- PROBLEM STATEMENT: Write out the listing below exactly, and omit any images you find in it.

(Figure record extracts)
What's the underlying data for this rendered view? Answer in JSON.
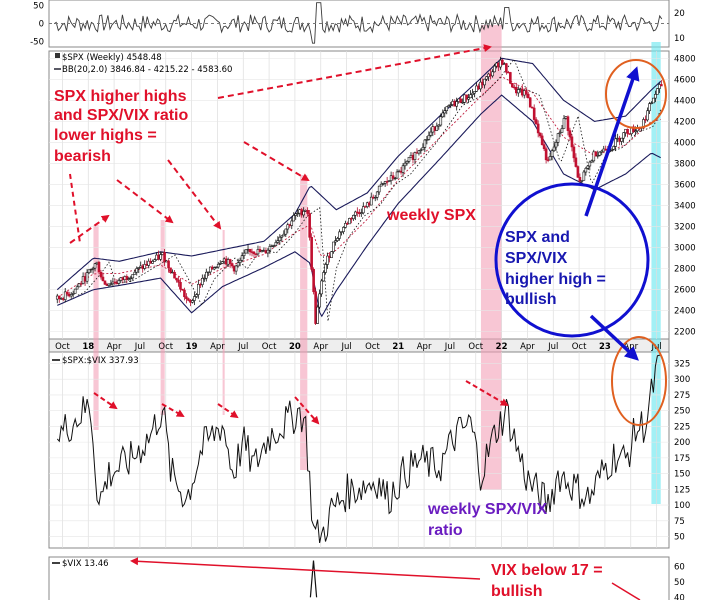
{
  "chart_data": [
    {
      "type": "line",
      "panel": "top-indicator",
      "title": "",
      "y_ticks_left": [
        "50",
        "0",
        "-50"
      ],
      "y_ticks_right": [
        "20",
        "10"
      ],
      "ylim": [
        -60,
        60
      ]
    },
    {
      "type": "candlestick",
      "panel": "spx-weekly",
      "legend": [
        {
          "label": "$SPX (Weekly) 4548.48"
        },
        {
          "label": "BB(20,2.0) 3846.84 - 4215.22 - 4583.60"
        }
      ],
      "x_tick_labels": [
        "Oct",
        "18",
        "Apr",
        "Jul",
        "Oct",
        "19",
        "Apr",
        "Jul",
        "Oct",
        "20",
        "Apr",
        "Jul",
        "Oct",
        "21",
        "Apr",
        "Jul",
        "Oct",
        "22",
        "Apr",
        "Jul",
        "Oct",
        "23",
        "Apr",
        "Jul"
      ],
      "y_ticks": [
        "4800",
        "4600",
        "4400",
        "4200",
        "4000",
        "3800",
        "3600",
        "3400",
        "3200",
        "3000",
        "2800",
        "2600",
        "2400",
        "2200"
      ],
      "ylim": [
        2150,
        4850
      ],
      "series": [
        {
          "name": "$SPX (Weekly)",
          "x": [
            2017.7,
            2017.85,
            2018.0,
            2018.08,
            2018.15,
            2018.3,
            2018.5,
            2018.72,
            2018.85,
            2018.98,
            2019.1,
            2019.3,
            2019.42,
            2019.55,
            2019.7,
            2019.85,
            2020.0,
            2020.12,
            2020.2,
            2020.28,
            2020.4,
            2020.55,
            2020.7,
            2020.85,
            2021.0,
            2021.25,
            2021.5,
            2021.7,
            2021.85,
            2022.0,
            2022.12,
            2022.25,
            2022.45,
            2022.62,
            2022.75,
            2022.9,
            2023.05,
            2023.2,
            2023.35,
            2023.48,
            2023.55
          ],
          "values": [
            2510,
            2580,
            2750,
            2860,
            2660,
            2680,
            2800,
            2930,
            2700,
            2450,
            2700,
            2900,
            2800,
            2980,
            2950,
            3100,
            3300,
            3380,
            2300,
            2800,
            3100,
            3300,
            3400,
            3600,
            3700,
            4000,
            4350,
            4450,
            4600,
            4790,
            4500,
            4450,
            3800,
            4250,
            3600,
            3900,
            3950,
            4100,
            4150,
            4450,
            4550
          ]
        },
        {
          "name": "BB upper",
          "x": [
            2017.7,
            2018.05,
            2018.3,
            2018.7,
            2019.0,
            2019.3,
            2019.7,
            2020.0,
            2020.15,
            2020.4,
            2020.7,
            2021.0,
            2021.4,
            2021.8,
            2022.0,
            2022.3,
            2022.6,
            2022.9,
            2023.2,
            2023.45,
            2023.55
          ],
          "values": [
            2600,
            2900,
            2870,
            2960,
            2920,
            2980,
            3060,
            3320,
            3590,
            3360,
            3520,
            3870,
            4250,
            4610,
            4800,
            4750,
            4400,
            4200,
            4250,
            4500,
            4590
          ]
        },
        {
          "name": "BB lower",
          "x": [
            2017.7,
            2018.05,
            2018.3,
            2018.7,
            2019.0,
            2019.3,
            2019.7,
            2020.0,
            2020.15,
            2020.25,
            2020.4,
            2020.7,
            2021.0,
            2021.4,
            2021.8,
            2022.0,
            2022.3,
            2022.6,
            2022.9,
            2023.2,
            2023.45,
            2023.55
          ],
          "values": [
            2450,
            2600,
            2640,
            2710,
            2380,
            2630,
            2810,
            2960,
            2850,
            2330,
            2590,
            3020,
            3420,
            3840,
            4270,
            4450,
            4200,
            3700,
            3550,
            3700,
            3900,
            3850
          ]
        }
      ]
    },
    {
      "type": "line",
      "panel": "spx-vix-ratio",
      "legend": [
        {
          "label": "$SPX:$VIX 337.93"
        }
      ],
      "y_ticks": [
        "325",
        "300",
        "275",
        "250",
        "225",
        "200",
        "175",
        "150",
        "125",
        "100",
        "75",
        "50"
      ],
      "ylim": [
        35,
        340
      ],
      "series": [
        {
          "name": "$SPX:$VIX",
          "x": [
            2017.7,
            2017.9,
            2018.02,
            2018.1,
            2018.2,
            2018.4,
            2018.6,
            2018.72,
            2018.8,
            2018.95,
            2019.1,
            2019.3,
            2019.4,
            2019.5,
            2019.6,
            2019.75,
            2019.9,
            2020.05,
            2020.1,
            2020.18,
            2020.25,
            2020.35,
            2020.5,
            2020.65,
            2020.8,
            2020.9,
            2021.05,
            2021.2,
            2021.4,
            2021.55,
            2021.7,
            2021.8,
            2021.95,
            2022.05,
            2022.15,
            2022.25,
            2022.35,
            2022.45,
            2022.55,
            2022.7,
            2022.85,
            2023.0,
            2023.1,
            2023.2,
            2023.3,
            2023.4,
            2023.48,
            2023.55
          ],
          "values": [
            210,
            240,
            260,
            100,
            150,
            170,
            210,
            255,
            150,
            110,
            190,
            230,
            150,
            200,
            160,
            210,
            230,
            250,
            230,
            60,
            45,
            90,
            120,
            130,
            140,
            110,
            150,
            170,
            160,
            210,
            230,
            150,
            220,
            250,
            190,
            140,
            120,
            100,
            150,
            130,
            110,
            160,
            180,
            170,
            220,
            230,
            300,
            338
          ]
        }
      ]
    },
    {
      "type": "line",
      "panel": "vix",
      "legend": [
        {
          "label": "$VIX 13.46"
        }
      ],
      "y_ticks": [
        "60",
        "50",
        "40"
      ],
      "ylim": [
        35,
        65
      ],
      "series": [
        {
          "name": "$VIX",
          "x": [
            2020.15,
            2020.18,
            2020.21
          ],
          "values": [
            40,
            64,
            40
          ]
        }
      ]
    }
  ],
  "annotations": {
    "spx_bearish": [
      "SPX higher highs",
      "and SPX/VIX ratio",
      "lower highs =",
      "bearish"
    ],
    "weekly_spx": "weekly SPX",
    "spx_bullish": [
      "SPX and",
      "SPX/VIX",
      "higher high =",
      "bullish"
    ],
    "weekly_ratio": [
      "weekly SPX/VIX",
      "ratio"
    ],
    "vix_bullish": [
      "VIX below 17 =",
      "bullish"
    ]
  },
  "colors": {
    "red_annotation": "#e0102a",
    "blue_annotation": "#1818b0",
    "purple_annotation": "#6a1cc0",
    "pink_highlight": "#f4a0b8",
    "cyan_highlight": "#70e8f0",
    "circle_orange": "#e06020",
    "circle_blue": "#1010d0"
  }
}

- TASK OUTPUT:
What's the underlying data for this rendered view? Answer in JSON.
{
  "chart_data": [
    {
      "type": "line",
      "panel": "top-indicator",
      "title": "",
      "y_ticks_left": [
        "50",
        "0",
        "-50"
      ],
      "y_ticks_right": [
        "20",
        "10"
      ],
      "ylim": [
        -60,
        60
      ]
    },
    {
      "type": "candlestick",
      "panel": "spx-weekly",
      "legend": [
        {
          "label": "$SPX (Weekly) 4548.48"
        },
        {
          "label": "BB(20,2.0) 3846.84 - 4215.22 - 4583.60"
        }
      ],
      "x_tick_labels": [
        "Oct",
        "18",
        "Apr",
        "Jul",
        "Oct",
        "19",
        "Apr",
        "Jul",
        "Oct",
        "20",
        "Apr",
        "Jul",
        "Oct",
        "21",
        "Apr",
        "Jul",
        "Oct",
        "22",
        "Apr",
        "Jul",
        "Oct",
        "23",
        "Apr",
        "Jul"
      ],
      "y_ticks": [
        "4800",
        "4600",
        "4400",
        "4200",
        "4000",
        "3800",
        "3600",
        "3400",
        "3200",
        "3000",
        "2800",
        "2600",
        "2400",
        "2200"
      ],
      "ylim": [
        2150,
        4850
      ],
      "series": [
        {
          "name": "$SPX (Weekly)",
          "x": [
            2017.7,
            2017.85,
            2018.0,
            2018.08,
            2018.15,
            2018.3,
            2018.5,
            2018.72,
            2018.85,
            2018.98,
            2019.1,
            2019.3,
            2019.42,
            2019.55,
            2019.7,
            2019.85,
            2020.0,
            2020.12,
            2020.2,
            2020.28,
            2020.4,
            2020.55,
            2020.7,
            2020.85,
            2021.0,
            2021.25,
            2021.5,
            2021.7,
            2021.85,
            2022.0,
            2022.12,
            2022.25,
            2022.45,
            2022.62,
            2022.75,
            2022.9,
            2023.05,
            2023.2,
            2023.35,
            2023.48,
            2023.55
          ],
          "values": [
            2510,
            2580,
            2750,
            2860,
            2660,
            2680,
            2800,
            2930,
            2700,
            2450,
            2700,
            2900,
            2800,
            2980,
            2950,
            3100,
            3300,
            3380,
            2300,
            2800,
            3100,
            3300,
            3400,
            3600,
            3700,
            4000,
            4350,
            4450,
            4600,
            4790,
            4500,
            4450,
            3800,
            4250,
            3600,
            3900,
            3950,
            4100,
            4150,
            4450,
            4550
          ]
        },
        {
          "name": "BB upper",
          "x": [
            2017.7,
            2018.05,
            2018.3,
            2018.7,
            2019.0,
            2019.3,
            2019.7,
            2020.0,
            2020.15,
            2020.4,
            2020.7,
            2021.0,
            2021.4,
            2021.8,
            2022.0,
            2022.3,
            2022.6,
            2022.9,
            2023.2,
            2023.45,
            2023.55
          ],
          "values": [
            2600,
            2900,
            2870,
            2960,
            2920,
            2980,
            3060,
            3320,
            3590,
            3360,
            3520,
            3870,
            4250,
            4610,
            4800,
            4750,
            4400,
            4200,
            4250,
            4500,
            4590
          ]
        },
        {
          "name": "BB lower",
          "x": [
            2017.7,
            2018.05,
            2018.3,
            2018.7,
            2019.0,
            2019.3,
            2019.7,
            2020.0,
            2020.15,
            2020.25,
            2020.4,
            2020.7,
            2021.0,
            2021.4,
            2021.8,
            2022.0,
            2022.3,
            2022.6,
            2022.9,
            2023.2,
            2023.45,
            2023.55
          ],
          "values": [
            2450,
            2600,
            2640,
            2710,
            2380,
            2630,
            2810,
            2960,
            2850,
            2330,
            2590,
            3020,
            3420,
            3840,
            4270,
            4450,
            4200,
            3700,
            3550,
            3700,
            3900,
            3850
          ]
        }
      ]
    },
    {
      "type": "line",
      "panel": "spx-vix-ratio",
      "legend": [
        {
          "label": "$SPX:$VIX 337.93"
        }
      ],
      "y_ticks": [
        "325",
        "300",
        "275",
        "250",
        "225",
        "200",
        "175",
        "150",
        "125",
        "100",
        "75",
        "50"
      ],
      "ylim": [
        35,
        340
      ],
      "series": [
        {
          "name": "$SPX:$VIX",
          "x": [
            2017.7,
            2017.9,
            2018.02,
            2018.1,
            2018.2,
            2018.4,
            2018.6,
            2018.72,
            2018.8,
            2018.95,
            2019.1,
            2019.3,
            2019.4,
            2019.5,
            2019.6,
            2019.75,
            2019.9,
            2020.05,
            2020.1,
            2020.18,
            2020.25,
            2020.35,
            2020.5,
            2020.65,
            2020.8,
            2020.9,
            2021.05,
            2021.2,
            2021.4,
            2021.55,
            2021.7,
            2021.8,
            2021.95,
            2022.05,
            2022.15,
            2022.25,
            2022.35,
            2022.45,
            2022.55,
            2022.7,
            2022.85,
            2023.0,
            2023.1,
            2023.2,
            2023.3,
            2023.4,
            2023.48,
            2023.55
          ],
          "values": [
            210,
            240,
            260,
            100,
            150,
            170,
            210,
            255,
            150,
            110,
            190,
            230,
            150,
            200,
            160,
            210,
            230,
            250,
            230,
            60,
            45,
            90,
            120,
            130,
            140,
            110,
            150,
            170,
            160,
            210,
            230,
            150,
            220,
            250,
            190,
            140,
            120,
            100,
            150,
            130,
            110,
            160,
            180,
            170,
            220,
            230,
            300,
            338
          ]
        }
      ]
    },
    {
      "type": "line",
      "panel": "vix",
      "legend": [
        {
          "label": "$VIX 13.46"
        }
      ],
      "y_ticks": [
        "60",
        "50",
        "40"
      ],
      "ylim": [
        35,
        65
      ],
      "series": [
        {
          "name": "$VIX",
          "x": [
            2020.15,
            2020.18,
            2020.21
          ],
          "values": [
            40,
            64,
            40
          ]
        }
      ]
    }
  ],
  "annotations": {
    "spx_bearish": [
      "SPX higher highs",
      "and SPX/VIX ratio",
      "lower highs =",
      "bearish"
    ],
    "weekly_spx": "weekly SPX",
    "spx_bullish": [
      "SPX and",
      "SPX/VIX",
      "higher high =",
      "bullish"
    ],
    "weekly_ratio": [
      "weekly SPX/VIX",
      "ratio"
    ],
    "vix_bullish": [
      "VIX below 17 =",
      "bullish"
    ]
  },
  "colors": {
    "red_annotation": "#e0102a",
    "blue_annotation": "#1818b0",
    "purple_annotation": "#6a1cc0",
    "pink_highlight": "#f4a0b8",
    "cyan_highlight": "#70e8f0",
    "circle_orange": "#e06020",
    "circle_blue": "#1010d0"
  }
}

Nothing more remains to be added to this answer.